• [Written request 1]:
In the records that follow the shelter intake policy below, report every line containing the string "revive".
───── Passage to read
Stray dogs, cats, puppies and kittens are accepted at no charge. We also accept all owner surrendered cats & kittens at no charge, donations are deeply appreciated. If you have found a canine or have a dog/puppy you no longer can care for and are not located in Coshocton County, please contact your local county dog pound & humane societies for assistance options first.

Owner surrendered canines are accepted at a $25.00 county service fee. This is for both in county & out of county owner surrendered dogs/large puppies, smaller litters of puppies under 3 months are $25 per litter. If you originally adopted the animal from a neighboring shelter or organization, please contact them first regarding return policies & options. It is in the best interest of the animal to be returned to the facility or rescue organization familiar with the animal. If this is not an option, we are happy to assist you. 

We receive many owner surrenders each week, often they are house cats or unwanted dogs who have been in the homes they’re being removed from for many years. The stress of being left behind can negatively affect certain animals more than others–and it’s important to consider the following.

Many variables enter into whether or not an animal will thrive in the shelter environment. The shelter workers are often overwhelmed by the expectations individuals place upon them in reference to their discarded pet(s). Keep in mind how many discarded animals are cared for by these individuals each day, and that no promises can be made in reference to adoption guarantees. 

Having your pet spayed or neutered and in good health will increase the chances of it being adoptable.

It is important to note, adoptable canines are successfully re-homed and pulled for rescue/transfer at a far higher rate than adoptable felines.

We strive to be a limited euthanasia shelter, as all shelters do, while providing one of the only remaining open admission shelters in the state.

Its also important to note that cats and kittens are far more prone to shelter stress/health related issues. This is often due to longer stays, stress, and failure to thrive. Leaving home is psychologically & emotionally difficult for them, no matter the circumstances and despite our best efforts. 

We accept feral felines and strays, mothers and kittens in all conditions, in addition to beloved pets. We provide all with high quality food, treats, cuddly shelter spaces and a stable care environment while they are with us. We do the same for our canines, small domestics & exotics received as well. Urgent cases of illness, chronic conditions, or injury are also seen by a veterinarian or receive comfort care & treatment in shelter.
──────────
───── Records for the exercise
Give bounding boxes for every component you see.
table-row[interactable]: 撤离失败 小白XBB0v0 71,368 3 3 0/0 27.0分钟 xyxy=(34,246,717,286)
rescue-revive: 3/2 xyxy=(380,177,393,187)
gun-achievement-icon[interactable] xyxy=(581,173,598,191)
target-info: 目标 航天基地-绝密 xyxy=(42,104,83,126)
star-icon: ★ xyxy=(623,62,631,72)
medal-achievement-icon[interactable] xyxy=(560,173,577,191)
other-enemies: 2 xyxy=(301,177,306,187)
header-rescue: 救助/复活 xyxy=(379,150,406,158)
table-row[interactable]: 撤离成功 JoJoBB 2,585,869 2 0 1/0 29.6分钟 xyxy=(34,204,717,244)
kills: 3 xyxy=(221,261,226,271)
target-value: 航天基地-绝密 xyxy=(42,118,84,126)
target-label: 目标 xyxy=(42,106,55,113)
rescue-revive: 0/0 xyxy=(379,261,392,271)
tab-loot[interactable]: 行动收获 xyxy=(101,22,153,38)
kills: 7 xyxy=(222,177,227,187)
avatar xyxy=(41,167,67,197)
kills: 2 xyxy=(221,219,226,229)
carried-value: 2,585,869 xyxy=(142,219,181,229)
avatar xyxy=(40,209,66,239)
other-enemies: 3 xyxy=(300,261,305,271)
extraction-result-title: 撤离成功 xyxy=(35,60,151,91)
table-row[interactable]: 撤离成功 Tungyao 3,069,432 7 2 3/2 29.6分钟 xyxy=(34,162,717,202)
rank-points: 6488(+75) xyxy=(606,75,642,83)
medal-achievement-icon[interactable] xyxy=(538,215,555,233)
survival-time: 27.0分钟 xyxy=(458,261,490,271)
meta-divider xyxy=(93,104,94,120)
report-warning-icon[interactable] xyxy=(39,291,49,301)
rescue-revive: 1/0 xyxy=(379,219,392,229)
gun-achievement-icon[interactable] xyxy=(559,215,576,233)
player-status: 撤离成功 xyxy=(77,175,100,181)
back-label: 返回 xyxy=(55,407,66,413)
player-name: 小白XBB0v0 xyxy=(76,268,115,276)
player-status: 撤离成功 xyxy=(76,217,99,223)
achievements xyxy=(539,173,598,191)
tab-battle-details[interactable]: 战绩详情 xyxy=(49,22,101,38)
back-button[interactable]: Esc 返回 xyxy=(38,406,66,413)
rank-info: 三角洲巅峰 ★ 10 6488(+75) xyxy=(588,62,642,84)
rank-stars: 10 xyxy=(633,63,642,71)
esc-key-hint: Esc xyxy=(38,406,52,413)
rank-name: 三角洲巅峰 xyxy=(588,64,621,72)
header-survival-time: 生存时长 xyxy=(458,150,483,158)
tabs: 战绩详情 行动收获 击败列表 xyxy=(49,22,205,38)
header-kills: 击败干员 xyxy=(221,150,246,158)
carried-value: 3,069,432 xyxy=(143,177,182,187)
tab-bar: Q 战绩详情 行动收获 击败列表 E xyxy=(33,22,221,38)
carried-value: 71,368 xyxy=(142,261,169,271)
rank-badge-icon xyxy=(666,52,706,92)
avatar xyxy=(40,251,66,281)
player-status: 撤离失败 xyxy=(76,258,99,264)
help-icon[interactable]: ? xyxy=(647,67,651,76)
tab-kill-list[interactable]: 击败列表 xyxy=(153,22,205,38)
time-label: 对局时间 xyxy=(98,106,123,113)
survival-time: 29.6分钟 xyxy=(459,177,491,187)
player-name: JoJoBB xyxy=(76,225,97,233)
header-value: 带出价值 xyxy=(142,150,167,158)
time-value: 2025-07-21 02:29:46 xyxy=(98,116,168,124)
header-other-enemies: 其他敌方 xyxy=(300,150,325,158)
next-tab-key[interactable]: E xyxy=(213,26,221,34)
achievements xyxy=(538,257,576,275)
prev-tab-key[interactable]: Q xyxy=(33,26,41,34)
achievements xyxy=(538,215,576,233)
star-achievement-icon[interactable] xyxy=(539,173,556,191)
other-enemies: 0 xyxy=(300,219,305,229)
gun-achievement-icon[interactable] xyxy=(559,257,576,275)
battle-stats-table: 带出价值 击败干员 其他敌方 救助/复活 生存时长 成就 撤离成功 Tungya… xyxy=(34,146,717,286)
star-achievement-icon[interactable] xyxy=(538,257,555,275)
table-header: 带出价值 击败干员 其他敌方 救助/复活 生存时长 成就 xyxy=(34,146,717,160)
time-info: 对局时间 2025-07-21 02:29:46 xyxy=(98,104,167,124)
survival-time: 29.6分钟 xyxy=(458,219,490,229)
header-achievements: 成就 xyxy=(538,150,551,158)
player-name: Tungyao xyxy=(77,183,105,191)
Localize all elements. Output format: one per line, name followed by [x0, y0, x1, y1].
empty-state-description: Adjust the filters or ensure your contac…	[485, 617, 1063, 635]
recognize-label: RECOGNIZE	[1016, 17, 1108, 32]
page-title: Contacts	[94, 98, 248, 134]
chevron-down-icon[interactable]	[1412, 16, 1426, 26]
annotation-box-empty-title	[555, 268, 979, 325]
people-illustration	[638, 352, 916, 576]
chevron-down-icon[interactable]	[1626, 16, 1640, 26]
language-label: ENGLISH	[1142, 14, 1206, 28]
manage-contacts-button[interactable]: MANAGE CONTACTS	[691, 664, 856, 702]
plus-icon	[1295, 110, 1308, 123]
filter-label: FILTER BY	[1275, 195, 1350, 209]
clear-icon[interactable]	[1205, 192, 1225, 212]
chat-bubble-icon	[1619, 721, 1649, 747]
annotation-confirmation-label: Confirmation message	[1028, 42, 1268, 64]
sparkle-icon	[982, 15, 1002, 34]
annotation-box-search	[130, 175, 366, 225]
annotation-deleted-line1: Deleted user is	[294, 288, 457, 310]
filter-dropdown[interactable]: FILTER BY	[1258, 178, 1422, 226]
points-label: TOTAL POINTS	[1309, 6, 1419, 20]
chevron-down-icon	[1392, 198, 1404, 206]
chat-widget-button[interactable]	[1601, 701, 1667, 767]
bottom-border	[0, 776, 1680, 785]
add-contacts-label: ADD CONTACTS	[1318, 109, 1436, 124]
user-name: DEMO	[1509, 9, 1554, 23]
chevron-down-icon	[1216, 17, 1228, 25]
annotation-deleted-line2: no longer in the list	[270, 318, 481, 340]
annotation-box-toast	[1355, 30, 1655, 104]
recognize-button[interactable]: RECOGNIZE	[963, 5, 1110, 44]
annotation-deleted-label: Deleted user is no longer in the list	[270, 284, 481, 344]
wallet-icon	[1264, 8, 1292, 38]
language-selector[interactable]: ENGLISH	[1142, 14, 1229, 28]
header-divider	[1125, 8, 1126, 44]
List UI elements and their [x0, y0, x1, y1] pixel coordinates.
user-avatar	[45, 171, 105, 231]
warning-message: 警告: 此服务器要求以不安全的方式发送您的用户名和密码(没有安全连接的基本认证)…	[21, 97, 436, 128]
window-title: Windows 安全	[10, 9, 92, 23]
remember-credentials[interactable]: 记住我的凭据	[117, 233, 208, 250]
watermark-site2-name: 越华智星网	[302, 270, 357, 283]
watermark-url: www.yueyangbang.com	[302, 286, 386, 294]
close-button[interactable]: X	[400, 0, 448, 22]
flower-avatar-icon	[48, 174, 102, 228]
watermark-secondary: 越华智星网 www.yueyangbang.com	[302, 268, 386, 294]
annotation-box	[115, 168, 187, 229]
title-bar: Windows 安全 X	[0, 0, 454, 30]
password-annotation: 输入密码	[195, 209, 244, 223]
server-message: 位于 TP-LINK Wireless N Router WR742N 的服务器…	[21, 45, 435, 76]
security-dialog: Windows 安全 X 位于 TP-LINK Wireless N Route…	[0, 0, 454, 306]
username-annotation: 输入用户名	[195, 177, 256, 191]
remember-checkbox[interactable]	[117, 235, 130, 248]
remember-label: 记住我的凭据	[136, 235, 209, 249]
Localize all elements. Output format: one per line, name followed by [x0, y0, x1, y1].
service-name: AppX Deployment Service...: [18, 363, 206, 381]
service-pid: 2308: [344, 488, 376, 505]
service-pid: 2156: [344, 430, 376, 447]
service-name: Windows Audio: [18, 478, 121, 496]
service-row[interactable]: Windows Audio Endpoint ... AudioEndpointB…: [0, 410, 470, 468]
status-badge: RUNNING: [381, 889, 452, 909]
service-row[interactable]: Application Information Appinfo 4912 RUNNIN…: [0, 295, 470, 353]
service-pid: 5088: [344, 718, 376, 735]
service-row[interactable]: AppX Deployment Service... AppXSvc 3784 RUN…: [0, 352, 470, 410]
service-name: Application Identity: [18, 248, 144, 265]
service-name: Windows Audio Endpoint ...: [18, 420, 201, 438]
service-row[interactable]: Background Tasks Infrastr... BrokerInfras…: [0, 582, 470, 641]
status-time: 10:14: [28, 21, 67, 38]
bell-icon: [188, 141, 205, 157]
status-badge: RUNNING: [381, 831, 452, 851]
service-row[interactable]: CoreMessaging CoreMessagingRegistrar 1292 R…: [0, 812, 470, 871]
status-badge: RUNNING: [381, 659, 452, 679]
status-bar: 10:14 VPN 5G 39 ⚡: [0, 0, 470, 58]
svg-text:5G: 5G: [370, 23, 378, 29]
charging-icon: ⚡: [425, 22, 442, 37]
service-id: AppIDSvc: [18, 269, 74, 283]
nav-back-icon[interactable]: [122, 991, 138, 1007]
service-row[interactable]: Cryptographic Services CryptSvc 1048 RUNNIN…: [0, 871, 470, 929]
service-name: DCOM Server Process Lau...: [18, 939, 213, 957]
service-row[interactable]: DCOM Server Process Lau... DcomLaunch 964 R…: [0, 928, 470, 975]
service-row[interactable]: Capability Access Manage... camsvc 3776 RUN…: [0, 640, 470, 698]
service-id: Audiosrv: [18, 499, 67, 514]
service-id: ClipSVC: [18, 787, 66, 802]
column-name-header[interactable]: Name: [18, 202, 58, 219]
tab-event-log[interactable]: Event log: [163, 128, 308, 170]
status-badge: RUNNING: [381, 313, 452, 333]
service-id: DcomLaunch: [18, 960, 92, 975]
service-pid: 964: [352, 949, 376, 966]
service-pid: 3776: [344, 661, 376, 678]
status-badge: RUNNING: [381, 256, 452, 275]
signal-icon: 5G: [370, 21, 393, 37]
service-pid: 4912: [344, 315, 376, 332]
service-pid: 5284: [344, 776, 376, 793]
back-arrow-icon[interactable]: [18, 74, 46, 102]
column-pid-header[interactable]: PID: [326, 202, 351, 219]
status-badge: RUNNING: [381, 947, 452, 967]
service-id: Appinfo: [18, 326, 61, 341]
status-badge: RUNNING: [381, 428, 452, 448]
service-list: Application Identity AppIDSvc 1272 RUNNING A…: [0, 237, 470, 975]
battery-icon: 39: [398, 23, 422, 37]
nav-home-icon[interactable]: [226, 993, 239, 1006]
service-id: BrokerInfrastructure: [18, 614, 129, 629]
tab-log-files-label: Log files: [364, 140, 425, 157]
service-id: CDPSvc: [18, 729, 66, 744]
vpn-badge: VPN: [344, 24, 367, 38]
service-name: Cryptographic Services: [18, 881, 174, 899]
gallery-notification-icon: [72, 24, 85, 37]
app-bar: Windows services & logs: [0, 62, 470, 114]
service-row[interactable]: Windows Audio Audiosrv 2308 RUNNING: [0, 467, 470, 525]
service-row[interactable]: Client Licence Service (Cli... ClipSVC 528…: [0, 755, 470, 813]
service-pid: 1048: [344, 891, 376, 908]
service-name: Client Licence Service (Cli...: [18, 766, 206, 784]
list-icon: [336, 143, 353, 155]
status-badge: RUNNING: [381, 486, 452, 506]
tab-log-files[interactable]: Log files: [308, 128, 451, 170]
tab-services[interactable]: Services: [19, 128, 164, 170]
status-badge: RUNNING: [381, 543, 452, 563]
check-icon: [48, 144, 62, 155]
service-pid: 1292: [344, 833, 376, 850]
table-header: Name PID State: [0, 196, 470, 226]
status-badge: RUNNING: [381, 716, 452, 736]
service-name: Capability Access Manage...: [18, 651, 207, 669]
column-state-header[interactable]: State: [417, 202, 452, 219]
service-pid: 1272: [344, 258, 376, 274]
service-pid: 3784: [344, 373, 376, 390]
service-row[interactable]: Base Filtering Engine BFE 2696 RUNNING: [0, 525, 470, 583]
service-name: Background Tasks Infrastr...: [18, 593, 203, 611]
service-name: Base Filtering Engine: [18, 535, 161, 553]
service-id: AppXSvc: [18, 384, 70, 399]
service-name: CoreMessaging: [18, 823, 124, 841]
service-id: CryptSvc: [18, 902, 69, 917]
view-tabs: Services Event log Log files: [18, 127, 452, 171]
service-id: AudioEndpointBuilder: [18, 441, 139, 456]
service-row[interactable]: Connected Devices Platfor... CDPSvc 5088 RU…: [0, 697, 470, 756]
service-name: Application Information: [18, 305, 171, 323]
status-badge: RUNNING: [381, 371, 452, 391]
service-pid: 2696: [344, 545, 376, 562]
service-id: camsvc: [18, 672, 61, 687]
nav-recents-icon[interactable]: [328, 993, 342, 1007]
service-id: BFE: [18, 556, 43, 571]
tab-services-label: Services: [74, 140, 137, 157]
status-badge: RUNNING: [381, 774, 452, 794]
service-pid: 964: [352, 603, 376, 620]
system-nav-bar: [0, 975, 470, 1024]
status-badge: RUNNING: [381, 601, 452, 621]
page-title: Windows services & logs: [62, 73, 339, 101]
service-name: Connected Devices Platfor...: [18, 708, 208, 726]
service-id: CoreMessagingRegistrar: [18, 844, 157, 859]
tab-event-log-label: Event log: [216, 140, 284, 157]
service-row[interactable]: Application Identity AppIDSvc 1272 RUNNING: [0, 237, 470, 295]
──────────
• [Written request 2]:
In the shelter intake policy above, what fee is charged for owner-surrendered dogs?

• [Finished answer 1]:
rescue-revive: 3/2 xyxy=(380,177,393,187)
rescue-revive: 0/0 xyxy=(379,261,392,271)
rescue-revive: 1/0 xyxy=(379,219,392,229)

• [Finished answer 2]:
A $25.00 county service fee.